▸ **What is being asked**
Select the lines that contain "kinetic" and copy each of them.

▸ **Material for this exercise**
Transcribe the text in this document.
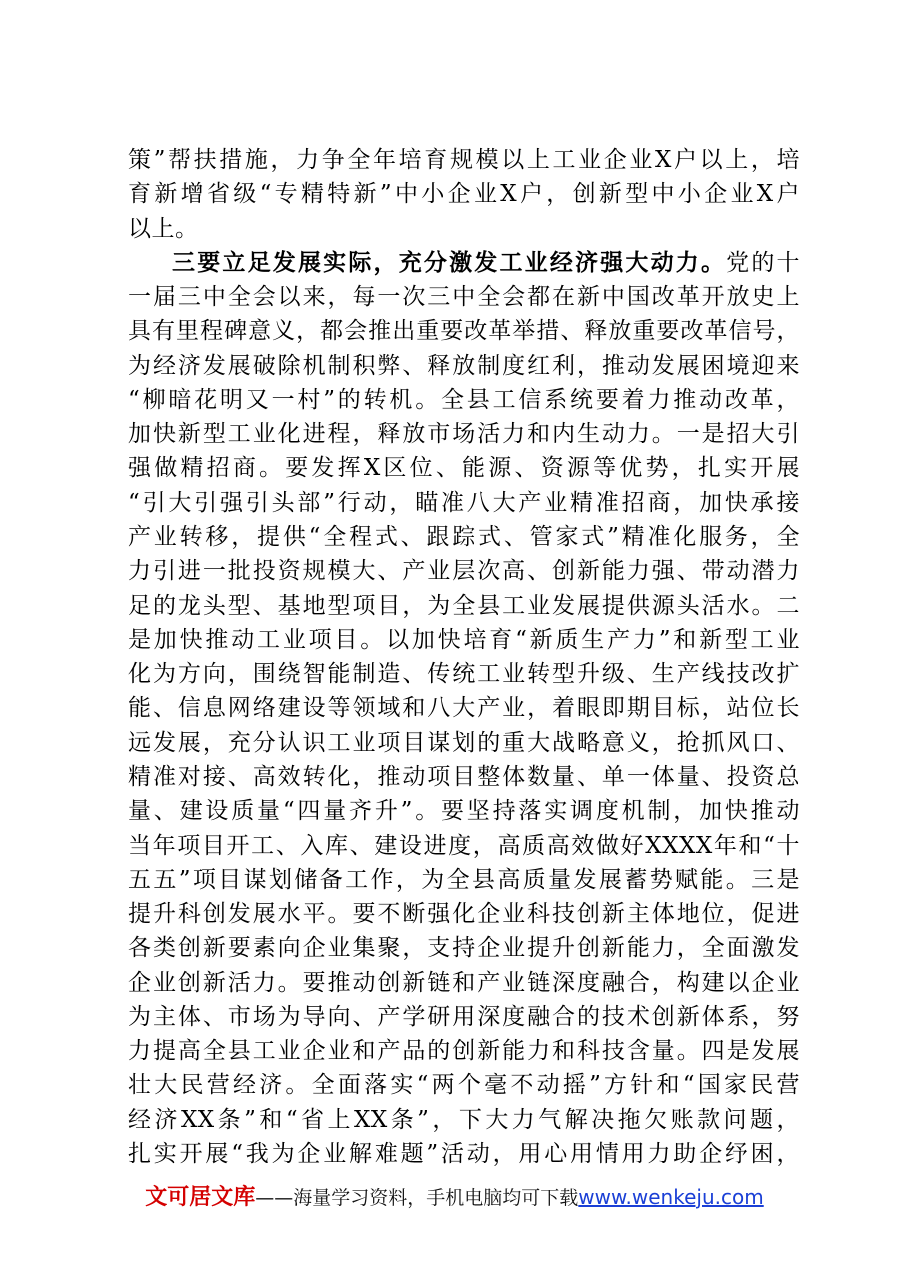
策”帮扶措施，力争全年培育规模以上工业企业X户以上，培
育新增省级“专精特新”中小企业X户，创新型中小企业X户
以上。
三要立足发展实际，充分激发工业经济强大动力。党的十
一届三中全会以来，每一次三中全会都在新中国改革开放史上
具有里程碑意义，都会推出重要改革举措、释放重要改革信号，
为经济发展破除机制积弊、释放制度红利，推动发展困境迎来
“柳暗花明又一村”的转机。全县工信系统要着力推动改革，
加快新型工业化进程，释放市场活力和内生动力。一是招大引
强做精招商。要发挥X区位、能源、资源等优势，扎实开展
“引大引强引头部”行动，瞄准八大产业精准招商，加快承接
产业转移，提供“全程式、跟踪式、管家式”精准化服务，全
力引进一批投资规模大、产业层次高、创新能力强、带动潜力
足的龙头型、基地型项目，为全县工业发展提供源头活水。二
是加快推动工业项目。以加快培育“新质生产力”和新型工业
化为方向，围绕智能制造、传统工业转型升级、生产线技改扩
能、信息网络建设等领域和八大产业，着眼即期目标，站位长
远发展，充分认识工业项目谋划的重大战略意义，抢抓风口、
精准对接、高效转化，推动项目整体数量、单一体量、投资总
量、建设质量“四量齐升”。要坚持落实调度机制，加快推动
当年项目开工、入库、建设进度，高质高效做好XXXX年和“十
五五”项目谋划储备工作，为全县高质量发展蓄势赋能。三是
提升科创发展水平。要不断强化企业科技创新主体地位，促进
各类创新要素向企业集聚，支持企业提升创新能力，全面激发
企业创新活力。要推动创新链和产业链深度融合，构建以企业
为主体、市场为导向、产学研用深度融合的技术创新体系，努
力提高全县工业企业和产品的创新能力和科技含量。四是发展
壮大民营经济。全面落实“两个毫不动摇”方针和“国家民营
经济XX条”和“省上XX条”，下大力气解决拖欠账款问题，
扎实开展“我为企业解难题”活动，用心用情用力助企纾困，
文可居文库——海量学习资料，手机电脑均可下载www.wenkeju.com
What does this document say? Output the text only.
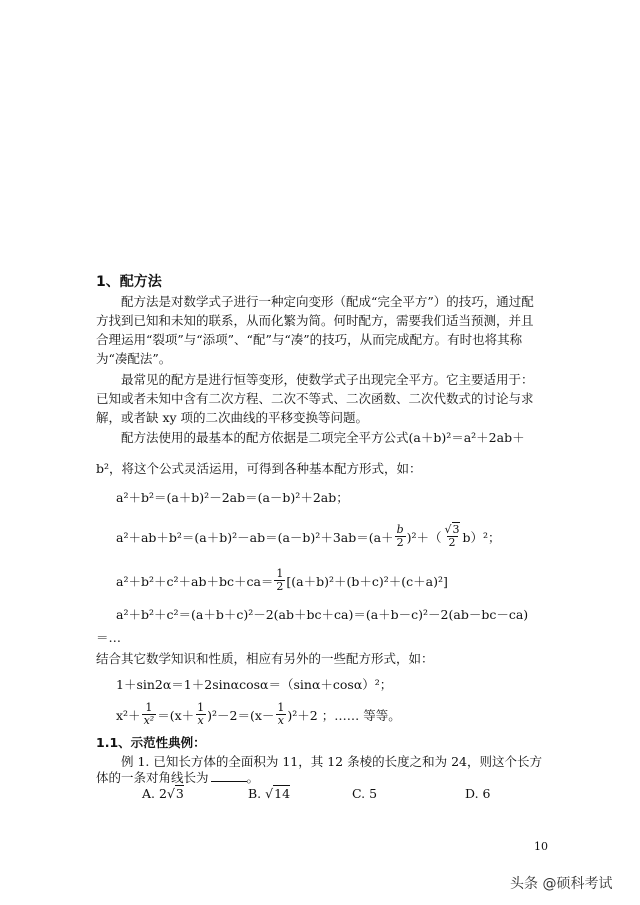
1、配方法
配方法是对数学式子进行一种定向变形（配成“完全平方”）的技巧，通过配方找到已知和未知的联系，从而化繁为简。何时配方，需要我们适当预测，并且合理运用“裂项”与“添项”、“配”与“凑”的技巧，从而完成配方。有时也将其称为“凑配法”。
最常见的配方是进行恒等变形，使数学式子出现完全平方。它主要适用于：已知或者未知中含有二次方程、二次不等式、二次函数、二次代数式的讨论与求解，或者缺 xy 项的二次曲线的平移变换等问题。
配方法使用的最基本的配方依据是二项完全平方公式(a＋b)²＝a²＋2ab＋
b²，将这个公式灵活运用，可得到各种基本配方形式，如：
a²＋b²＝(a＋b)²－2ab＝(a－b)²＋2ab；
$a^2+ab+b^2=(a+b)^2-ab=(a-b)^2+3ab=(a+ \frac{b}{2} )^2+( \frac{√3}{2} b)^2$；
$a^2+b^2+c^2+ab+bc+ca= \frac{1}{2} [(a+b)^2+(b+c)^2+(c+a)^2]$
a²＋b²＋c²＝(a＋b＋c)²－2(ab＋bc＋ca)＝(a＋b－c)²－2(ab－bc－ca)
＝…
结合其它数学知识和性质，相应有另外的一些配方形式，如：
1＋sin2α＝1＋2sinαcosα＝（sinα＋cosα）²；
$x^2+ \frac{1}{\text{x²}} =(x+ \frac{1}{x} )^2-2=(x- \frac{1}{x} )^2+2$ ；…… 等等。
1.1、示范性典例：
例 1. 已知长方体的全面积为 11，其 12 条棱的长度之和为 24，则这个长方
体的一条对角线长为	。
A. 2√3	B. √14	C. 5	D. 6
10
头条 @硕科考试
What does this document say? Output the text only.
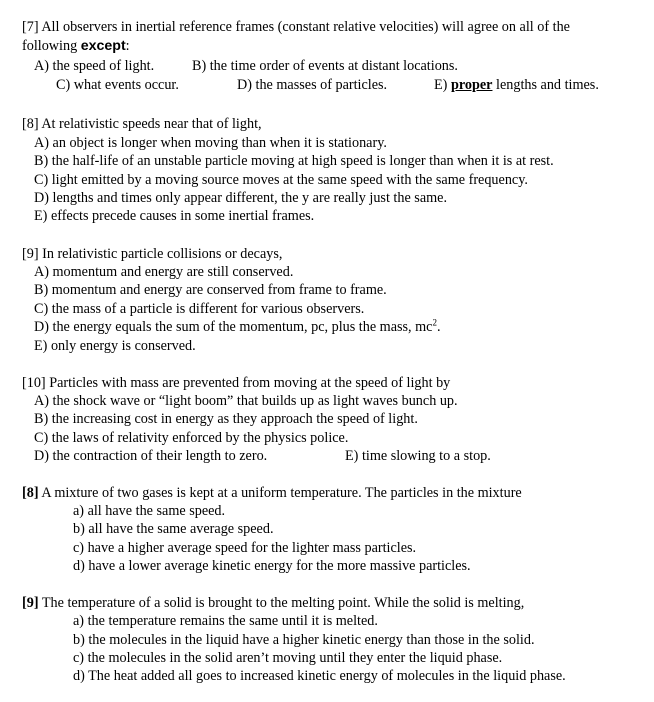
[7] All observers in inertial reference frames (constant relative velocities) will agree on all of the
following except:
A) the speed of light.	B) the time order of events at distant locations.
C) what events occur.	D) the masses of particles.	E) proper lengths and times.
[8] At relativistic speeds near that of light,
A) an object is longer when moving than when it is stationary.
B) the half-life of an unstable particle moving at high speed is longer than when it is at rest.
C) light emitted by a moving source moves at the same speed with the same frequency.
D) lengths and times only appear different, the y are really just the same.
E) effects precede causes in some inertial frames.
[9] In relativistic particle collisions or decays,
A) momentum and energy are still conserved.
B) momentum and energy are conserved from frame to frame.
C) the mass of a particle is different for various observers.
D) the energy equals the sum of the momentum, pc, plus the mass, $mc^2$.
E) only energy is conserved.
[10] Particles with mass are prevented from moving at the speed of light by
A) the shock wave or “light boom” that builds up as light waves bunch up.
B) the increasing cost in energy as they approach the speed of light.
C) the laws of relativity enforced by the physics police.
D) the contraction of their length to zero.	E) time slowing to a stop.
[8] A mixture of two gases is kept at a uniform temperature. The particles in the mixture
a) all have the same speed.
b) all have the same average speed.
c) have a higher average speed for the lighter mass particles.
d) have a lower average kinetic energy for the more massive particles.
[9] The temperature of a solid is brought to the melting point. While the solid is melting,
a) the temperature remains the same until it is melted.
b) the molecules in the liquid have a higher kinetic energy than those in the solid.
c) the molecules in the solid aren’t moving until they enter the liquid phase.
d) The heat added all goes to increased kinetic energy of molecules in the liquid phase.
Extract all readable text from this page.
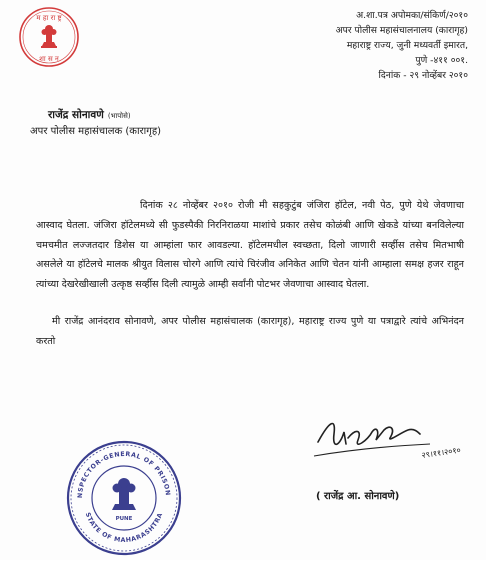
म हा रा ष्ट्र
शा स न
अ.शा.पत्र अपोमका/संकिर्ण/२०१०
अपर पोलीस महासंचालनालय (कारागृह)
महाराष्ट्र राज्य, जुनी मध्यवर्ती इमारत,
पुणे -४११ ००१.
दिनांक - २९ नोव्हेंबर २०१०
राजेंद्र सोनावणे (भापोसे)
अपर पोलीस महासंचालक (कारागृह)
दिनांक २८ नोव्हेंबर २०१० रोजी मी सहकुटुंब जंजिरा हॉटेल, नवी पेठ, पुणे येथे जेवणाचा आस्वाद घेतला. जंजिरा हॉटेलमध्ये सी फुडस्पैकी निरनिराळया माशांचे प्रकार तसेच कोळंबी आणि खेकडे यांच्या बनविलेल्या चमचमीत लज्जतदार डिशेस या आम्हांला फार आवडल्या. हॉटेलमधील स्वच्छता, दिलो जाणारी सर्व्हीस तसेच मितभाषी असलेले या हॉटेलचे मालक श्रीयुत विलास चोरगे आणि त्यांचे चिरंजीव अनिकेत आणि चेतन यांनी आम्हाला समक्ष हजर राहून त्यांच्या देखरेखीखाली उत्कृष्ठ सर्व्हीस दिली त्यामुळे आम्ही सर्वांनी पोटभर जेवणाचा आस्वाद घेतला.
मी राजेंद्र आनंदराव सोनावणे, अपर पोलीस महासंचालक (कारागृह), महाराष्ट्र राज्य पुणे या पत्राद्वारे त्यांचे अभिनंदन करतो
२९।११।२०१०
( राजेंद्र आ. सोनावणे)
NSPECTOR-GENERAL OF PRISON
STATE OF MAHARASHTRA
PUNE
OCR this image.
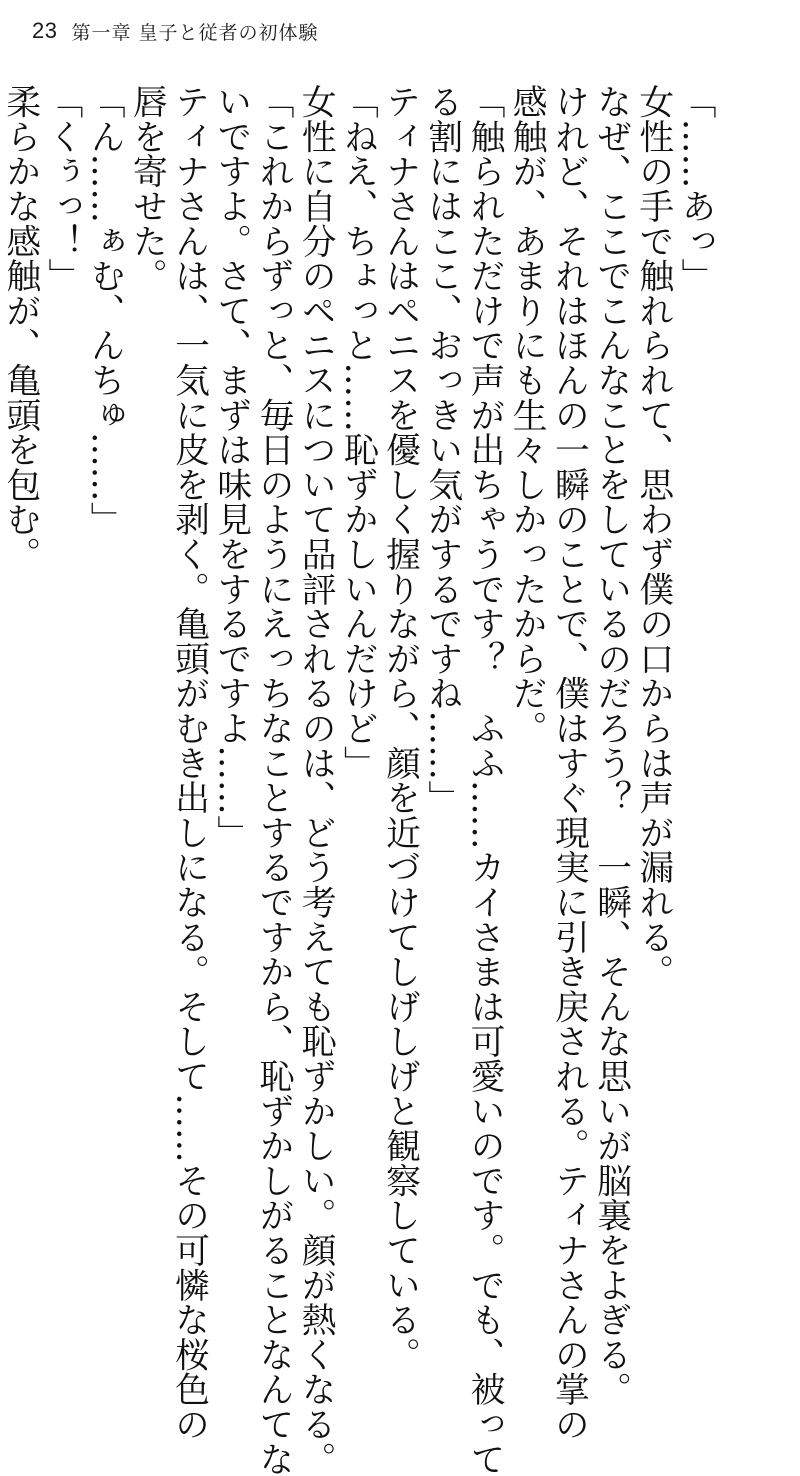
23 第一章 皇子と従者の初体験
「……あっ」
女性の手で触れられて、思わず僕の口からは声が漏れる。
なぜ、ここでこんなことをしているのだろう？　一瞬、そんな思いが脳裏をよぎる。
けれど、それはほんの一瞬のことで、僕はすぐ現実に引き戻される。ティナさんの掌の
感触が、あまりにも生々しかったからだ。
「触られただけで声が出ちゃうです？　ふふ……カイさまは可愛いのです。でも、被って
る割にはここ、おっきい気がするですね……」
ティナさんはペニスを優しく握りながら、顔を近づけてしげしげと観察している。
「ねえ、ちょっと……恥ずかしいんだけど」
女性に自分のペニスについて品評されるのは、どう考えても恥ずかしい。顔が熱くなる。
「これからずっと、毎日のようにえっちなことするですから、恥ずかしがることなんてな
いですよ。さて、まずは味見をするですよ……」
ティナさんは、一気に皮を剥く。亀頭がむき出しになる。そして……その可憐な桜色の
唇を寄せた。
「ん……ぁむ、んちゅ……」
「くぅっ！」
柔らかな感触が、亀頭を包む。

▸ **Exercise response**
d) have a lower average kinetic energy for the more massive particles.
b) the molecules in the liquid have a higher kinetic energy than those in the solid.
d) The heat added all goes to increased kinetic energy of molecules in the liquid phase.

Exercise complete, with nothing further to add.